The exercise asks for every line of the data to be reproduced exactly.

___ DATA SUPPLIED ___

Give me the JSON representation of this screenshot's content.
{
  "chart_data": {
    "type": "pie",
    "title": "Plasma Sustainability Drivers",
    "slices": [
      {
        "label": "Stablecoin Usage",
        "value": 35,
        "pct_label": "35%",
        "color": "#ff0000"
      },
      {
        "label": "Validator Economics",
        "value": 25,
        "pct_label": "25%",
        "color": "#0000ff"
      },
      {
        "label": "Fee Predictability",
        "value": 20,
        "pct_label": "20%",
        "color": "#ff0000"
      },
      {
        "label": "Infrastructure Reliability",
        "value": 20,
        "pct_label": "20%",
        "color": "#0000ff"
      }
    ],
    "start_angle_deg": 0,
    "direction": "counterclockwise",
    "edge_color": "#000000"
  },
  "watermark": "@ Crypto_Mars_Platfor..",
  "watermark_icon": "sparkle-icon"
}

___

## EXERCISE ANSWER
Give me the JSON representation of this screenshot's content.
{
  "chart_data": {
    "type": "pie",
    "title": "Plasma Sustainability Drivers",
    "slices": [
      {
        "label": "Stablecoin Usage",
        "value": 35,
        "pct_label": "35%",
        "color": "#ff0000"
      },
      {
        "label": "Validator Economics",
        "value": 25,
        "pct_label": "25%",
        "color": "#0000ff"
      },
      {
        "label": "Fee Predictability",
        "value": 20,
        "pct_label": "20%",
        "color": "#ff0000"
      },
      {
        "label": "Infrastructure Reliability",
        "value": 20,
        "pct_label": "20%",
        "color": "#0000ff"
      }
    ],
    "start_angle_deg": 0,
    "direction": "counterclockwise",
    "edge_color": "#000000"
  },
  "watermark": "@ Crypto_Mars_Platfor..",
  "watermark_icon": "sparkle-icon"
}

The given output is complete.